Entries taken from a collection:
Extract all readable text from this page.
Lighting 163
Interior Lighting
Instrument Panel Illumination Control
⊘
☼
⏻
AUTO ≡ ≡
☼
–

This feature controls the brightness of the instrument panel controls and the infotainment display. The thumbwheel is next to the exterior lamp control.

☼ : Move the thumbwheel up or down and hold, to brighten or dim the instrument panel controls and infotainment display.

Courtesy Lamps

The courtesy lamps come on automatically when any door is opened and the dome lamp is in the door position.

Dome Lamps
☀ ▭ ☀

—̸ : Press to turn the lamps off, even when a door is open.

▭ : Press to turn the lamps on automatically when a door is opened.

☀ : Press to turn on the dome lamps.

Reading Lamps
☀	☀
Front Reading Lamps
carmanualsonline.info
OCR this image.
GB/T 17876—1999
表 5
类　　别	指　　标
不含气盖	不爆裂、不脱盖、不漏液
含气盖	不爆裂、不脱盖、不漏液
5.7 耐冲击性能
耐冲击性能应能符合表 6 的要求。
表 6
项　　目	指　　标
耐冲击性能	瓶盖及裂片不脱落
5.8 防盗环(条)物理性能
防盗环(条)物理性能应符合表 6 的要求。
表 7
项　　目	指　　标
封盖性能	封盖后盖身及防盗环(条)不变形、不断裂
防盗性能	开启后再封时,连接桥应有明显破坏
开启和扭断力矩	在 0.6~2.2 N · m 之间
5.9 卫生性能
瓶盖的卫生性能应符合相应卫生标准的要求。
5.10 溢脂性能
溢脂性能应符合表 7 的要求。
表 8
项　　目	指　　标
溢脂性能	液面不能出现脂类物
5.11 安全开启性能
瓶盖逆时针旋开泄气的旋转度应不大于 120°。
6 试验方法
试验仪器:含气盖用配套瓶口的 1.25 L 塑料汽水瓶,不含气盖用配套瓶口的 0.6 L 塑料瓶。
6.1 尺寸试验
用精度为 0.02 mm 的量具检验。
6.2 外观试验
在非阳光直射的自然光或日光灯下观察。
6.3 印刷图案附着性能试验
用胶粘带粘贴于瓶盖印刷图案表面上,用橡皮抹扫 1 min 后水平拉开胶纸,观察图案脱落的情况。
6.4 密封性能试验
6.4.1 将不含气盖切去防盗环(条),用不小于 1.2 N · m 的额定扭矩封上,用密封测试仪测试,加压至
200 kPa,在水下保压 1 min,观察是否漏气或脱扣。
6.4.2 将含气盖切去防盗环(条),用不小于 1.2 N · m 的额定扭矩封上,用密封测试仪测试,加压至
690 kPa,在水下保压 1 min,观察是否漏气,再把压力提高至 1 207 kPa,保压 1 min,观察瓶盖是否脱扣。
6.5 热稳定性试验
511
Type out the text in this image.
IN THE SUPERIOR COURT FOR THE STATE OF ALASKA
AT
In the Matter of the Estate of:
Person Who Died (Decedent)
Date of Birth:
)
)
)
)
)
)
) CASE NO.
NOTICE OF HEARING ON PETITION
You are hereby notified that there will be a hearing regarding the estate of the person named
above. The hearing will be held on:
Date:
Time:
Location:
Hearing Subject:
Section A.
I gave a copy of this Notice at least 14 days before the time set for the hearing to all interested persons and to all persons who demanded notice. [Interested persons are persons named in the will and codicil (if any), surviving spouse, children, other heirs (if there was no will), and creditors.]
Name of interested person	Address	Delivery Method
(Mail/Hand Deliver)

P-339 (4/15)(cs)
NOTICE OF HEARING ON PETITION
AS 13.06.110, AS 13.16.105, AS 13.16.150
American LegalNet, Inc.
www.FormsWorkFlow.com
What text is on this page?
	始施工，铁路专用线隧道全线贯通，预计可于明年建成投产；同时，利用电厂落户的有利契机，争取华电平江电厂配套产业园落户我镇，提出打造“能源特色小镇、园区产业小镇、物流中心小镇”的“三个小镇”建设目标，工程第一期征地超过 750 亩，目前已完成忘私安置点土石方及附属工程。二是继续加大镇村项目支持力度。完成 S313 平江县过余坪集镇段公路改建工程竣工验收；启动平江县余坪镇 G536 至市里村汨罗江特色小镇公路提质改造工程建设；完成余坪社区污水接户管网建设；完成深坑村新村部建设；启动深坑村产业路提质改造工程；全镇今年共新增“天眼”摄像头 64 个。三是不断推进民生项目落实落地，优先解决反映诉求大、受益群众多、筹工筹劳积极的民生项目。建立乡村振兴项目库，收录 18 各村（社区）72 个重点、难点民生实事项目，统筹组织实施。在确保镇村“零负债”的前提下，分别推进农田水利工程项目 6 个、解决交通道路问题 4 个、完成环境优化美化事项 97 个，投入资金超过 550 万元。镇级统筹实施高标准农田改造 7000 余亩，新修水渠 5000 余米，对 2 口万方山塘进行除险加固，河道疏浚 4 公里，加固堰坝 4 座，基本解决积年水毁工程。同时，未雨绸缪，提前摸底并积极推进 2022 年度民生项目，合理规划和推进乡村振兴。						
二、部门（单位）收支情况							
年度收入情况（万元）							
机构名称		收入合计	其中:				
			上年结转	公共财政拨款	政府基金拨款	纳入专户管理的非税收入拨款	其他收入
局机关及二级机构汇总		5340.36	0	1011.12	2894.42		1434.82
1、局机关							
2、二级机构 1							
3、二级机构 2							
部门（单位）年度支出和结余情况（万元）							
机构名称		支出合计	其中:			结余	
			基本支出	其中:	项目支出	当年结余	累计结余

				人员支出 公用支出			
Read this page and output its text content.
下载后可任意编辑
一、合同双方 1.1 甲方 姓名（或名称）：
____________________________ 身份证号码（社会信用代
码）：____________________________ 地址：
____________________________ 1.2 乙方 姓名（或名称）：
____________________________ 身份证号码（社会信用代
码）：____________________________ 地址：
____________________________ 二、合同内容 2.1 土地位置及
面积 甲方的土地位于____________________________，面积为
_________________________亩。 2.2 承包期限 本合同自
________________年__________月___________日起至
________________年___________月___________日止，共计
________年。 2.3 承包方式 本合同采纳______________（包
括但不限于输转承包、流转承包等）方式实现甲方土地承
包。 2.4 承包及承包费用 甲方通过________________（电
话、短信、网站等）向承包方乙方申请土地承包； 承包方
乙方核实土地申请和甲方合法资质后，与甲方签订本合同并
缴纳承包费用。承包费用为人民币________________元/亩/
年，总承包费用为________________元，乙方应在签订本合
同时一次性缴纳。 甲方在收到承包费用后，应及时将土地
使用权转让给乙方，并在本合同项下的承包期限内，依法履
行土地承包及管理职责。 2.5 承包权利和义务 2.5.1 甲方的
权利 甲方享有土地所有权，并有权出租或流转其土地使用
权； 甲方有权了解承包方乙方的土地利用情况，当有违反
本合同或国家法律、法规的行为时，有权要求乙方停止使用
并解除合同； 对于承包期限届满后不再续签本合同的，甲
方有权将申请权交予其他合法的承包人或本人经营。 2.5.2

THE EXERCISE – Reproduce each line of the material above precisely.

TASK ANSWER –
Extract all readable text from this page.
Lighting 163
Interior Lighting
Instrument Panel Illumination Control
⊘
☼
⏻
AUTO ≡ ≡
☼
–

This feature controls the brightness of the instrument panel controls and the infotainment display. The thumbwheel is next to the exterior lamp control.

☼ : Move the thumbwheel up or down and hold, to brighten or dim the instrument panel controls and infotainment display.

Courtesy Lamps

The courtesy lamps come on automatically when any door is opened and the dome lamp is in the door position.

Dome Lamps
☀ ▭ ☀

—̸ : Press to turn the lamps off, even when a door is open.

▭ : Press to turn the lamps on automatically when a door is opened.

☀ : Press to turn on the dome lamps.

Reading Lamps
☀	☀
Front Reading Lamps
carmanualsonline.info
OCR this image.
GB/T 17876—1999
表 5
类　　别	指　　标
不含气盖	不爆裂、不脱盖、不漏液
含气盖	不爆裂、不脱盖、不漏液
5.7 耐冲击性能
耐冲击性能应能符合表 6 的要求。
表 6
项　　目	指　　标
耐冲击性能	瓶盖及裂片不脱落
5.8 防盗环(条)物理性能
防盗环(条)物理性能应符合表 6 的要求。
表 7
项　　目	指　　标
封盖性能	封盖后盖身及防盗环(条)不变形、不断裂
防盗性能	开启后再封时,连接桥应有明显破坏
开启和扭断力矩	在 0.6~2.2 N · m 之间
5.9 卫生性能
瓶盖的卫生性能应符合相应卫生标准的要求。
5.10 溢脂性能
溢脂性能应符合表 7 的要求。
表 8
项　　目	指　　标
溢脂性能	液面不能出现脂类物
5.11 安全开启性能
瓶盖逆时针旋开泄气的旋转度应不大于 120°。
6 试验方法
试验仪器:含气盖用配套瓶口的 1.25 L 塑料汽水瓶,不含气盖用配套瓶口的 0.6 L 塑料瓶。
6.1 尺寸试验
用精度为 0.02 mm 的量具检验。
6.2 外观试验
在非阳光直射的自然光或日光灯下观察。
6.3 印刷图案附着性能试验
用胶粘带粘贴于瓶盖印刷图案表面上,用橡皮抹扫 1 min 后水平拉开胶纸,观察图案脱落的情况。
6.4 密封性能试验
6.4.1 将不含气盖切去防盗环(条),用不小于 1.2 N · m 的额定扭矩封上,用密封测试仪测试,加压至
200 kPa,在水下保压 1 min,观察是否漏气或脱扣。
6.4.2 将含气盖切去防盗环(条),用不小于 1.2 N · m 的额定扭矩封上,用密封测试仪测试,加压至
690 kPa,在水下保压 1 min,观察是否漏气,再把压力提高至 1 207 kPa,保压 1 min,观察瓶盖是否脱扣。
6.5 热稳定性试验
511
Type out the text in this image.
IN THE SUPERIOR COURT FOR THE STATE OF ALASKA
AT
In the Matter of the Estate of:
Person Who Died (Decedent)
Date of Birth:
)
)
)
)
)
)
) CASE NO.
NOTICE OF HEARING ON PETITION
You are hereby notified that there will be a hearing regarding the estate of the person named
above. The hearing will be held on:
Date:
Time:
Location:
Hearing Subject:
Section A.
I gave a copy of this Notice at least 14 days before the time set for the hearing to all interested persons and to all persons who demanded notice. [Interested persons are persons named in the will and codicil (if any), surviving spouse, children, other heirs (if there was no will), and creditors.]
Name of interested person	Address	Delivery Method
(Mail/Hand Deliver)

P-339 (4/15)(cs)
NOTICE OF HEARING ON PETITION
AS 13.06.110, AS 13.16.105, AS 13.16.150
American LegalNet, Inc.
www.FormsWorkFlow.com
What text is on this page?
	始施工，铁路专用线隧道全线贯通，预计可于明年建成投产；同时，利用电厂落户的有利契机，争取华电平江电厂配套产业园落户我镇，提出打造“能源特色小镇、园区产业小镇、物流中心小镇”的“三个小镇”建设目标，工程第一期征地超过 750 亩，目前已完成忘私安置点土石方及附属工程。二是继续加大镇村项目支持力度。完成 S313 平江县过余坪集镇段公路改建工程竣工验收；启动平江县余坪镇 G536 至市里村汨罗江特色小镇公路提质改造工程建设；完成余坪社区污水接户管网建设；完成深坑村新村部建设；启动深坑村产业路提质改造工程；全镇今年共新增“天眼”摄像头 64 个。三是不断推进民生项目落实落地，优先解决反映诉求大、受益群众多、筹工筹劳积极的民生项目。建立乡村振兴项目库，收录 18 各村（社区）72 个重点、难点民生实事项目，统筹组织实施。在确保镇村“零负债”的前提下，分别推进农田水利工程项目 6 个、解决交通道路问题 4 个、完成环境优化美化事项 97 个，投入资金超过 550 万元。镇级统筹实施高标准农田改造 7000 余亩，新修水渠 5000 余米，对 2 口万方山塘进行除险加固，河道疏浚 4 公里，加固堰坝 4 座，基本解决积年水毁工程。同时，未雨绸缪，提前摸底并积极推进 2022 年度民生项目，合理规划和推进乡村振兴。						
二、部门（单位）收支情况							
年度收入情况（万元）							
机构名称		收入合计	其中:				
			上年结转	公共财政拨款	政府基金拨款	纳入专户管理的非税收入拨款	其他收入
局机关及二级机构汇总		5340.36	0	1011.12	2894.42		1434.82
1、局机关							
2、二级机构 1							
3、二级机构 2							
部门（单位）年度支出和结余情况（万元）							
机构名称		支出合计	其中:			结余	
			基本支出	其中:	项目支出	当年结余	累计结余

				人员支出 公用支出			
Read this page and output its text content.
下载后可任意编辑
一、合同双方 1.1 甲方 姓名（或名称）：
____________________________ 身份证号码（社会信用代
码）：____________________________ 地址：
____________________________ 1.2 乙方 姓名（或名称）：
____________________________ 身份证号码（社会信用代
码）：____________________________ 地址：
____________________________ 二、合同内容 2.1 土地位置及
面积 甲方的土地位于____________________________，面积为
_________________________亩。 2.2 承包期限 本合同自
________________年__________月___________日起至
________________年___________月___________日止，共计
________年。 2.3 承包方式 本合同采纳______________（包
括但不限于输转承包、流转承包等）方式实现甲方土地承
包。 2.4 承包及承包费用 甲方通过________________（电
话、短信、网站等）向承包方乙方申请土地承包； 承包方
乙方核实土地申请和甲方合法资质后，与甲方签订本合同并
缴纳承包费用。承包费用为人民币________________元/亩/
年，总承包费用为________________元，乙方应在签订本合
同时一次性缴纳。 甲方在收到承包费用后，应及时将土地
使用权转让给乙方，并在本合同项下的承包期限内，依法履
行土地承包及管理职责。 2.5 承包权利和义务 2.5.1 甲方的
权利 甲方享有土地所有权，并有权出租或流转其土地使用
权； 甲方有权了解承包方乙方的土地利用情况，当有违反
本合同或国家法律、法规的行为时，有权要求乙方停止使用
并解除合同； 对于承包期限届满后不再续签本合同的，甲
方有权将申请权交予其他合法的承包人或本人经营。 2.5.2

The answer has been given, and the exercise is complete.